* **INPUT DATA**:
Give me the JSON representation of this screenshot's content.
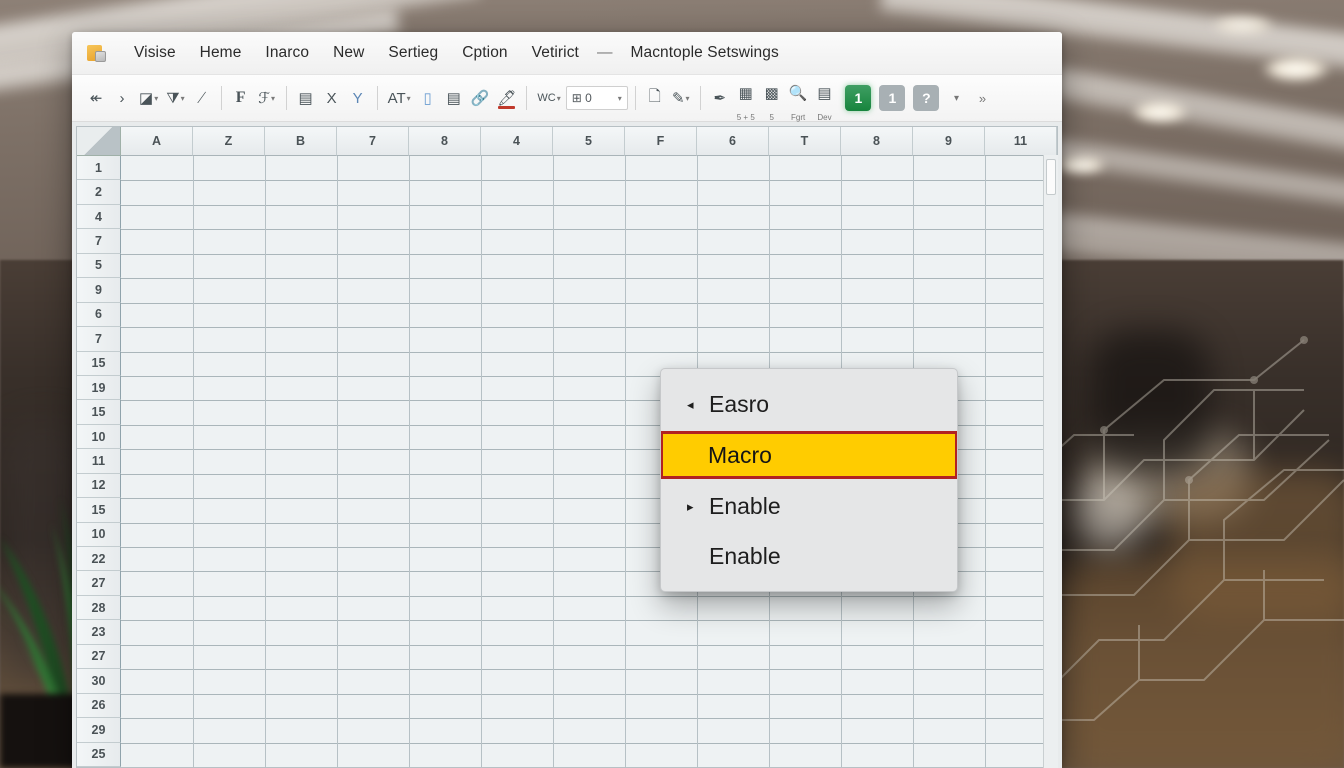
{
  "window": {
    "app_icon": "document-icon",
    "menu_items": [
      "Visise",
      "Heme",
      "Inarco",
      "New",
      "Sertieg",
      "Cption",
      "Vetirict"
    ],
    "menu_separator": "—",
    "menu_trailing": "Macntople Setswings"
  },
  "toolbar": {
    "items": [
      {
        "name": "back-arrow-icon",
        "glyph": "↞",
        "caret": false
      },
      {
        "name": "forward-arrow-icon",
        "glyph": "›",
        "caret": false
      },
      {
        "name": "paint-format-icon",
        "glyph": "◪",
        "caret": true
      },
      {
        "name": "fill-bucket-icon",
        "glyph": "⧩",
        "caret": true
      },
      {
        "name": "italic-slash-icon",
        "glyph": "∕",
        "caret": false
      },
      {
        "name": "bold-font-icon",
        "glyph": "F",
        "caret": false
      },
      {
        "name": "font-style-icon",
        "glyph": "ℱ",
        "caret": true
      },
      {
        "name": "align-icon",
        "glyph": "▤",
        "caret": false
      },
      {
        "name": "close-x-icon",
        "glyph": "X",
        "caret": false
      },
      {
        "name": "filter-funnel-icon",
        "glyph": "Y",
        "caret": false
      },
      {
        "name": "text-size-icon",
        "glyph": "AT",
        "caret": true
      },
      {
        "name": "cell-insert-icon",
        "glyph": "▯",
        "caret": false
      },
      {
        "name": "table-icon",
        "glyph": "▤",
        "caret": false
      },
      {
        "name": "link-icon",
        "glyph": "🔗",
        "caret": false
      },
      {
        "name": "highlighter-pen-icon",
        "glyph": "🖊",
        "caret": false
      },
      {
        "name": "wrap-text-icon",
        "glyph": "WC",
        "caret": true
      }
    ],
    "select_value": "⊞ 0",
    "right_items": [
      {
        "name": "copy-page-icon",
        "glyph": "🗋",
        "caret": false,
        "sub": ""
      },
      {
        "name": "pencil-edit-icon",
        "glyph": "✎",
        "caret": true,
        "sub": ""
      },
      {
        "name": "marker-icon",
        "glyph": "✒",
        "caret": false,
        "sub": ""
      },
      {
        "name": "formula-sum-icon",
        "glyph": "▦",
        "caret": false,
        "sub": "5 + 5"
      },
      {
        "name": "function-icon",
        "glyph": "▩",
        "caret": false,
        "sub": "5"
      },
      {
        "name": "search-icon",
        "glyph": "🔍",
        "caret": false,
        "sub": "Fgrt"
      },
      {
        "name": "developer-icon",
        "glyph": "▤",
        "caret": false,
        "sub": "Dev"
      }
    ],
    "badges": [
      {
        "name": "badge-green-one",
        "label": "1",
        "color": "#17843d",
        "style": "green"
      },
      {
        "name": "badge-gray-one",
        "label": "1",
        "color": "#a8b0b4",
        "style": "gray"
      },
      {
        "name": "badge-help",
        "label": "?",
        "color": "#a8b0b4",
        "style": "gray"
      }
    ],
    "overflow_caret": "▾",
    "expand_chevron": "»"
  },
  "sheet": {
    "column_headers": [
      "A",
      "Z",
      "B",
      "7",
      "8",
      "4",
      "5",
      "F",
      "6",
      "T",
      "8",
      "9",
      "11"
    ],
    "row_headers": [
      "1",
      "2",
      "4",
      "7",
      "5",
      "9",
      "6",
      "7",
      "15",
      "19",
      "15",
      "10",
      "11",
      "12",
      "15",
      "10",
      "22",
      "27",
      "28",
      "23",
      "27",
      "30",
      "26",
      "29",
      "25"
    ]
  },
  "dropdown": {
    "items": [
      {
        "arrow": "◂",
        "label": "Easro",
        "highlighted": false
      },
      {
        "arrow": "",
        "label": "Macro",
        "highlighted": true
      },
      {
        "arrow": "▸",
        "label": "Enable",
        "highlighted": false
      },
      {
        "arrow": "",
        "label": "Enable",
        "highlighted": false
      }
    ],
    "highlight_fill": "#ffcc00",
    "highlight_border": "#b12222"
  }
}
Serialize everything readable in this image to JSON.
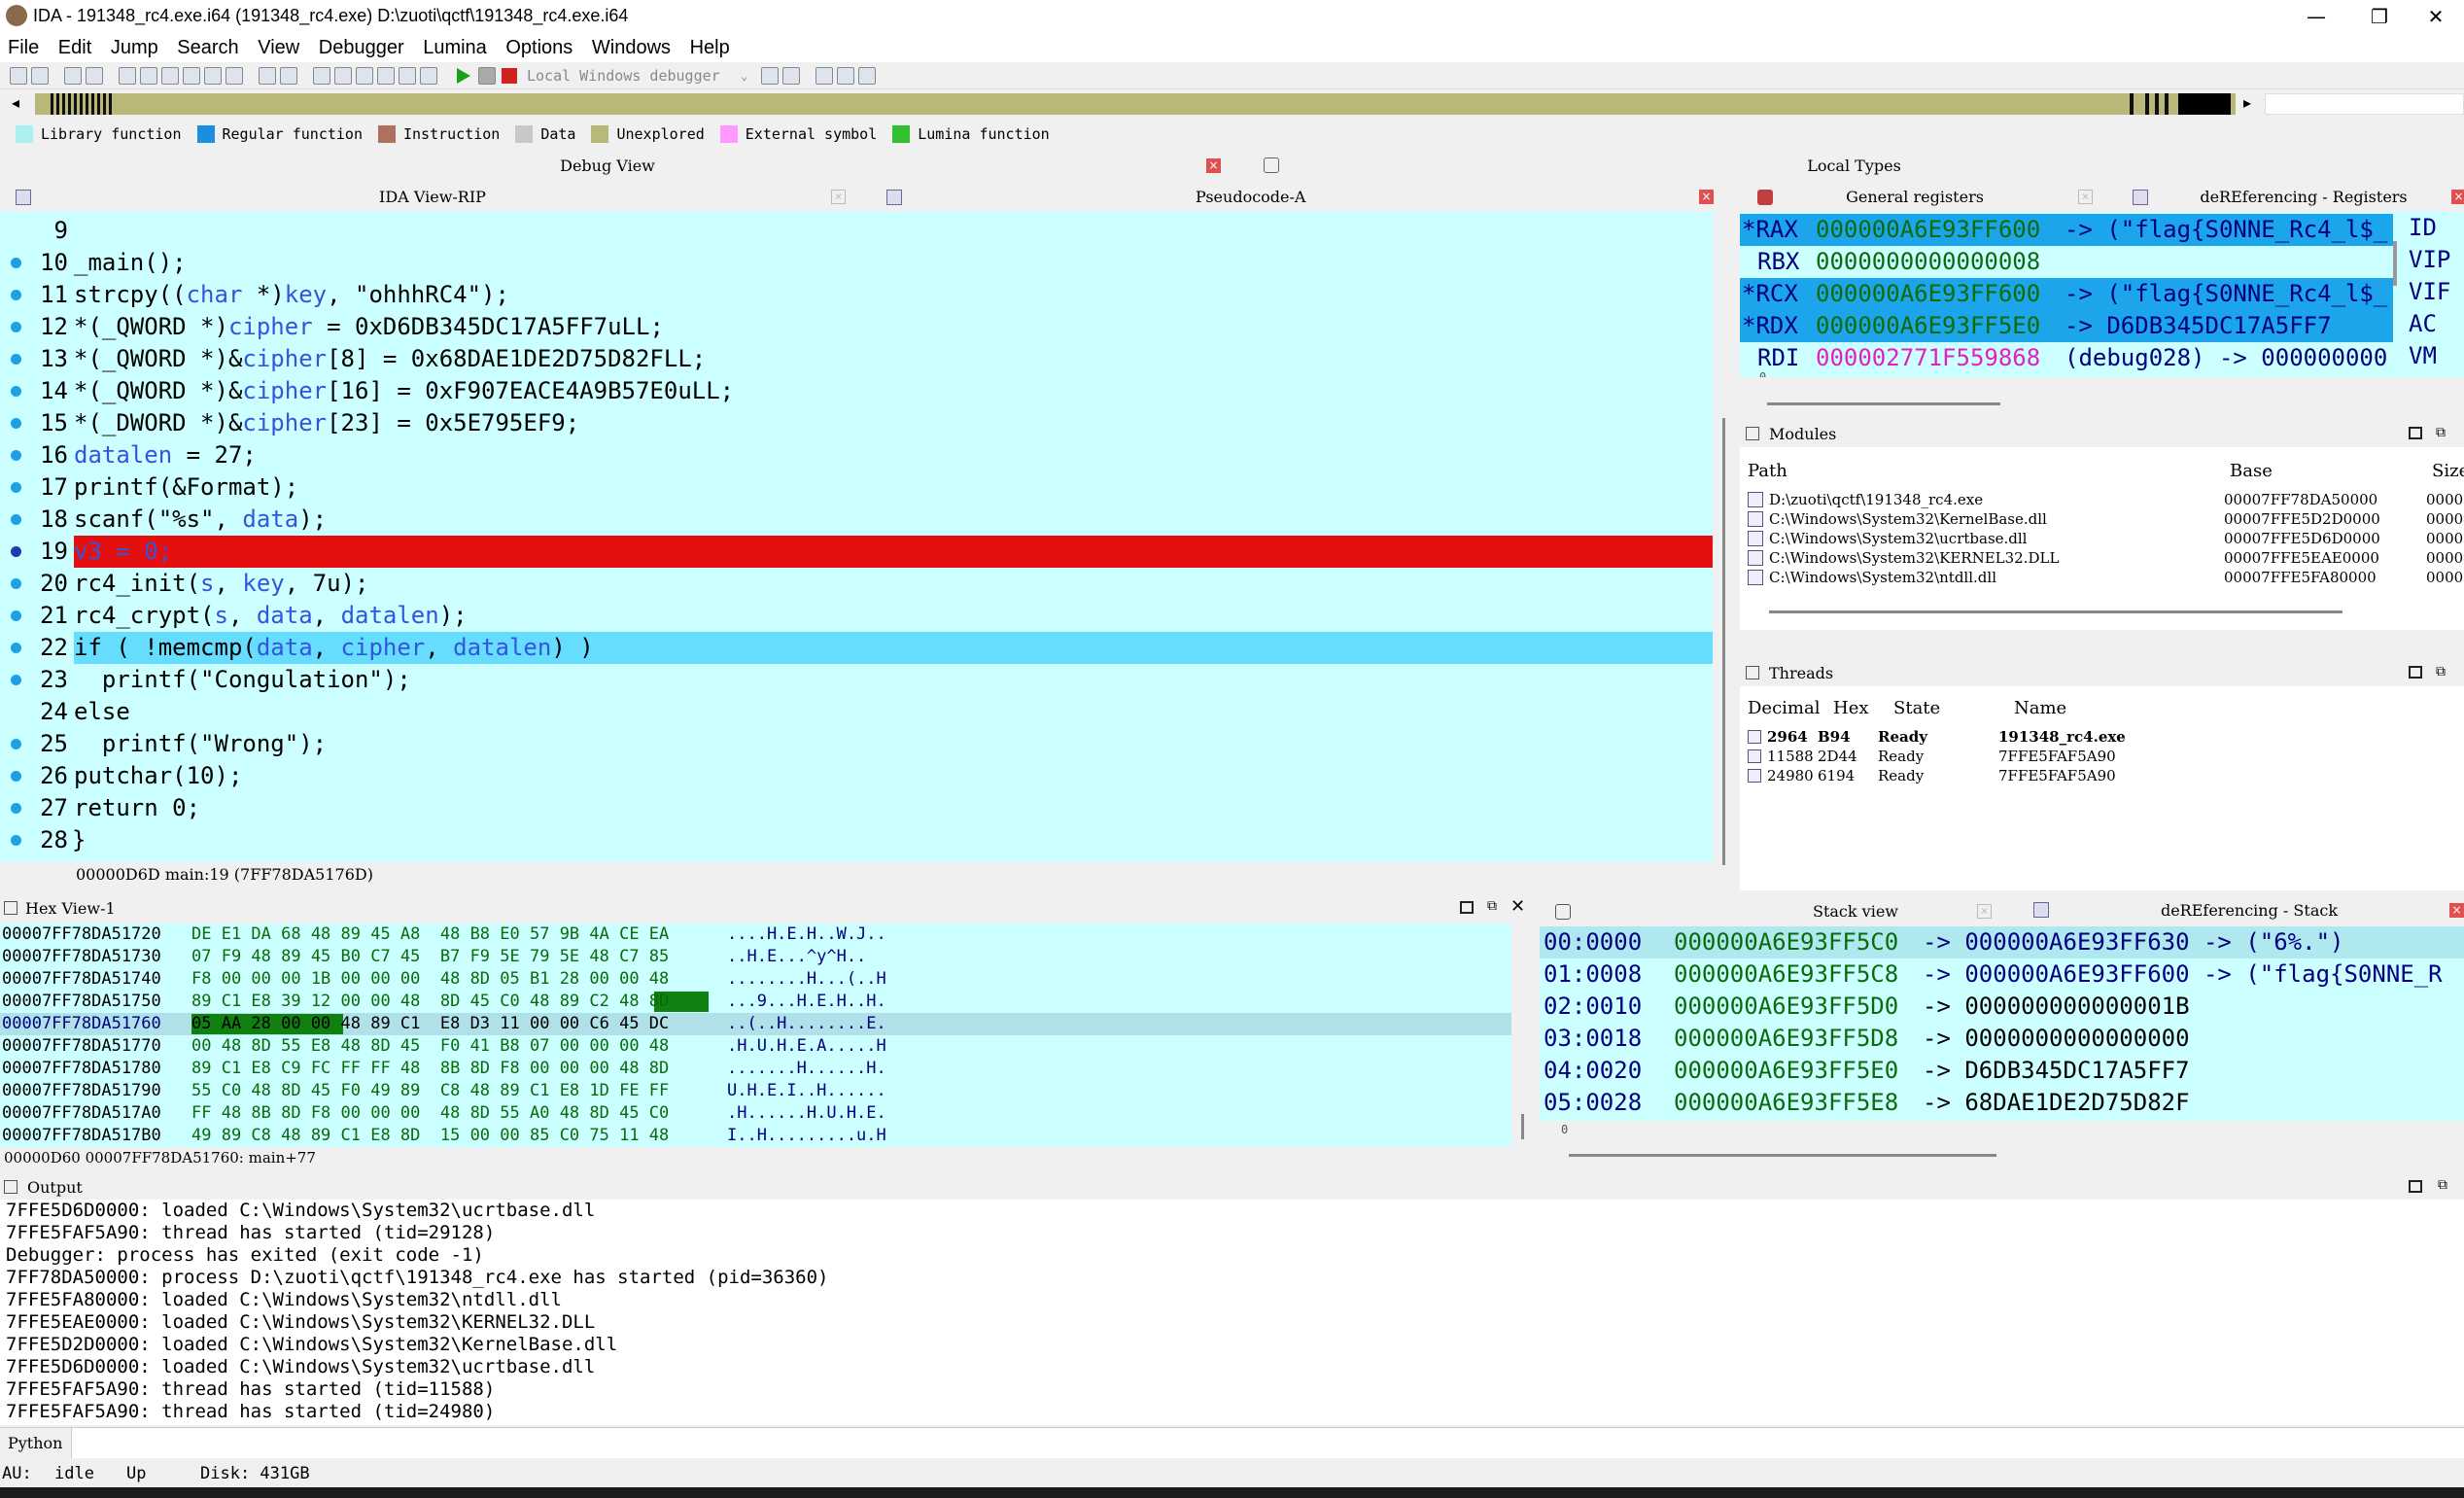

* **REQUIREMENT**:
Show the lines from the data above that contain the string "label".

* **TASK OUTPUT**:
        "label": "1",
        "label": "1",
        "label": "?",
        "label": "Easro",
        "label": "Macro",
        "label": "Enable",
        "label": "Enable",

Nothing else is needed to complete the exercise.